[O que se espera]: Dê continuidade ao texto sobre os artigos da revista Opinião Pública a partir da última frase apresentada.

::: Trecho fornecido :::

Opinião Pública – Vol. 16, Nº 2 2010
Artigos desta edição
Autor: José Álvaro Moisés
20 anos depois de reinstalada a democracia no Brasil, a maioria dos brasileiros apóia o regime, mas desconfia das instituições democráticas. O artigo examina os significados atribuídos à democracia por pessoas comuns com base na análise das respostas à pergunta aberta "O que é democracia". O estudo se baseia em análises bivariadas e multivariadas de dados de pesquisas coordenadas pelo autor em 1989, 1990, 1993 e 2006. Os testes tiveram por objetivo verificar os significados mais importantes do conceito, assim como os seus determinantes, de modo a permitir um conhecimento mais aprofundado sobre a crescente adesão normativa dos brasileiros à democracia. Os resultados mostram que os brasileiros definem a democracia em termos tanto de liberdades como de procedimentos institucionais; surpreendentemente, o conteúdo relativo à dimensão social da democracia tem pouco impacto nos resultados. Ao longo de quase 20 anos, os brasileiros confirmam a sua crescente adesão à democracia, e combinam sobre o conceito uma ideia normativa com outra de natureza pragmática, mas que se refere à função das instituições. Isoladas, essas dimensões dizem pouco, mas, juntas, definem a natureza singular do processo democrático e têm relação com a sua qualidade.
Autores: Sonia Luiza Terron e Gláucio Ary Dillon Soares
O debate sobre o distanciamento entre Lula e o Partido dos Trabalhadores (PT) ganhou corpo na eleição de 2006, quando a popularidade de Lula e de seu governo não se estendeu ao PT, como seria esperado. Pela primeira vez o partido não melhorou o desempenho na votação para a Câmara dos Deputados em relação à eleição anterior. Analisamos as bases eleitorais de Lula e do PT nas quatro últimas eleições para presidente e deputado federal (1994-2006), e comprovamos o distanciamento entre elas. Pesquisamos a distribuição espacial das votações ao nível do município com mapas, estatísticas e regressões espaciais. Identificamos o “descolamento” dos territórios eleitorais do candidato e do partido a cada eleição, e as regressões espaciais mediram a crescente independência espaço-temporal das votações: os coeficientes baixaram de 0,85 em 1994, para 0,15 em 2006. Houve um processo de distanciamento geossocial, no período de 1994 a 2002, e um “divórcio” entre as bases eleitorais, em 2006, quando se formaram territórios de configurações praticamente irrelacionadas.

::: Registros extraídos :::

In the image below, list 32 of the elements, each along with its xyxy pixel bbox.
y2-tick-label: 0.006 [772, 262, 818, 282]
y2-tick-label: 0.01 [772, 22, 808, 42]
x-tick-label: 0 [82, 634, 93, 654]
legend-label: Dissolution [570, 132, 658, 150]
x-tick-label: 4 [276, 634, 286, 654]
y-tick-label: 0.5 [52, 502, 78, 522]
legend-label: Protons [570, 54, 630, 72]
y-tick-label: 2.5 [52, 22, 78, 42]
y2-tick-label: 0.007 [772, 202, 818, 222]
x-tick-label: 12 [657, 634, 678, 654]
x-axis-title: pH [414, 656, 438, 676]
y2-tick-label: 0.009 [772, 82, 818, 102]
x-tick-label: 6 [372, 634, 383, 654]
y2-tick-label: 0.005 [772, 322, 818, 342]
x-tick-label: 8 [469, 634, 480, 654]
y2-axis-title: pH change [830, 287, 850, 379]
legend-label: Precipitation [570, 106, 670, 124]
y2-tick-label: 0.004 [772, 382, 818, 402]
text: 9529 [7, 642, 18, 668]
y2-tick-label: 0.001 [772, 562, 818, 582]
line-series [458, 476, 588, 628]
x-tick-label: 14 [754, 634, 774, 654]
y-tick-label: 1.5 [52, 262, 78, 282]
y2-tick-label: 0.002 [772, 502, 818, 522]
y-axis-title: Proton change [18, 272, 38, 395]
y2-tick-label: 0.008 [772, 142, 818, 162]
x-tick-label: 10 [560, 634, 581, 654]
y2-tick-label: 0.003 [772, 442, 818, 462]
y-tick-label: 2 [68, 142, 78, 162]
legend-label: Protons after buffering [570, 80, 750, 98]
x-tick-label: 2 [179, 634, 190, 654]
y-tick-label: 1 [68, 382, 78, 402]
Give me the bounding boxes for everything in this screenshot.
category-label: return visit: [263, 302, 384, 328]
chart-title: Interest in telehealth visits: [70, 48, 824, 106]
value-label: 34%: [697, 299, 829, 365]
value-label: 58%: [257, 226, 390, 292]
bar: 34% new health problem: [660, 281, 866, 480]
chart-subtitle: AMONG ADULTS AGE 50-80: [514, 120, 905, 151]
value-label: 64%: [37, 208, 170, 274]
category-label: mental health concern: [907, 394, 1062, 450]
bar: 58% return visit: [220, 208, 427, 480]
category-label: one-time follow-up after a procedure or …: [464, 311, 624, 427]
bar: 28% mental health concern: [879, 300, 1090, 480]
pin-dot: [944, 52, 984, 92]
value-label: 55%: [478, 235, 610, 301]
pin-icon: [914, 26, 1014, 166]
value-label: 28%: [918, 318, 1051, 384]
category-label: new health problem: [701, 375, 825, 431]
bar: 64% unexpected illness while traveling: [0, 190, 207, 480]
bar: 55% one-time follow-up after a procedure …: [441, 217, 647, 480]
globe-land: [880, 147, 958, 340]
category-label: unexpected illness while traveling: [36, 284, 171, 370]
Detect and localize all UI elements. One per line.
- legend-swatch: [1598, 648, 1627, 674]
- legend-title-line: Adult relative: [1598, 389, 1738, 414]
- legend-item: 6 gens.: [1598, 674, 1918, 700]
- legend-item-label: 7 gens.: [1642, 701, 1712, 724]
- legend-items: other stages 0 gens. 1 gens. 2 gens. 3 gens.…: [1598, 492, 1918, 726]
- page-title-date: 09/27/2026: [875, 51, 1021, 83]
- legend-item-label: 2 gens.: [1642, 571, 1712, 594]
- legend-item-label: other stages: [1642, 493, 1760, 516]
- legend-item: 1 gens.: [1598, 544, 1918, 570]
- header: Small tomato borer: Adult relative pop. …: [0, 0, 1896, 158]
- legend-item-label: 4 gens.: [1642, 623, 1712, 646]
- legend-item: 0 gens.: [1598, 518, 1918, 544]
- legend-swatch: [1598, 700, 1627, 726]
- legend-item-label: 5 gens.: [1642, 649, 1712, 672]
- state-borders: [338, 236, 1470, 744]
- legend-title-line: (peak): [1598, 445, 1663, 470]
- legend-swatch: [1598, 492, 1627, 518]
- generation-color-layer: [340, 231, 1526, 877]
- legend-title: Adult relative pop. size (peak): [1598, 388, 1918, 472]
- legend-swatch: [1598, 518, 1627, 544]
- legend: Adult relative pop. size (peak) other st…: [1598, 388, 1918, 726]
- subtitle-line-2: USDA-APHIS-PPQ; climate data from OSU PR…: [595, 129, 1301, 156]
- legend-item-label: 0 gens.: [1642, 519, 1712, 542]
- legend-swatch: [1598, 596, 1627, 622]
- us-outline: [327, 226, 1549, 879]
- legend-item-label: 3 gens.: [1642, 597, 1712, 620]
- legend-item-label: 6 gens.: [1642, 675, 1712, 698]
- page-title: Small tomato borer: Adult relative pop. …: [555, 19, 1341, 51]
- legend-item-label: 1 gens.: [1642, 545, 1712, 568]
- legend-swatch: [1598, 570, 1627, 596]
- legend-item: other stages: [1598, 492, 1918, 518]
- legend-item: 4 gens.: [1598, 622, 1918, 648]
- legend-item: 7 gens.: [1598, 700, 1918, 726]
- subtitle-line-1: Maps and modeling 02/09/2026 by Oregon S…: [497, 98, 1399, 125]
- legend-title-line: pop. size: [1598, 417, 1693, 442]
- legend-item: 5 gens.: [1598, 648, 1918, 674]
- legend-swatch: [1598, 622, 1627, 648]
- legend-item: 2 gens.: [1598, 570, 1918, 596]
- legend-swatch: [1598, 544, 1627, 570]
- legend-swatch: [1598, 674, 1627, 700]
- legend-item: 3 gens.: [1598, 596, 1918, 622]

:::

[Resposta da tarefa]:
Autores: Daniel Jaime Capistrano e Henrique Carlos de O. Castro
A opinião e a orientação de argentinos e brasileiros em relação à política e ao Estado têm mudado nos últimos vinte anos? Transformações sociais ocorridas nesse período sugerem que a cultura política nesses países experimentou alterações importantes. O presente artigo aborda esse tema com ênfase no apoio público à intervenção do Estado na economia. Os resultados da pesquisa corroboram a lógica de transformação na cultura política, mas apresentam um padrão de valorização da ação do Estado que não é considerado no debate atual. Esse padrão pode ser explicado por aspectos históricos, sociais e políticos específicos dos países latinoamericanos.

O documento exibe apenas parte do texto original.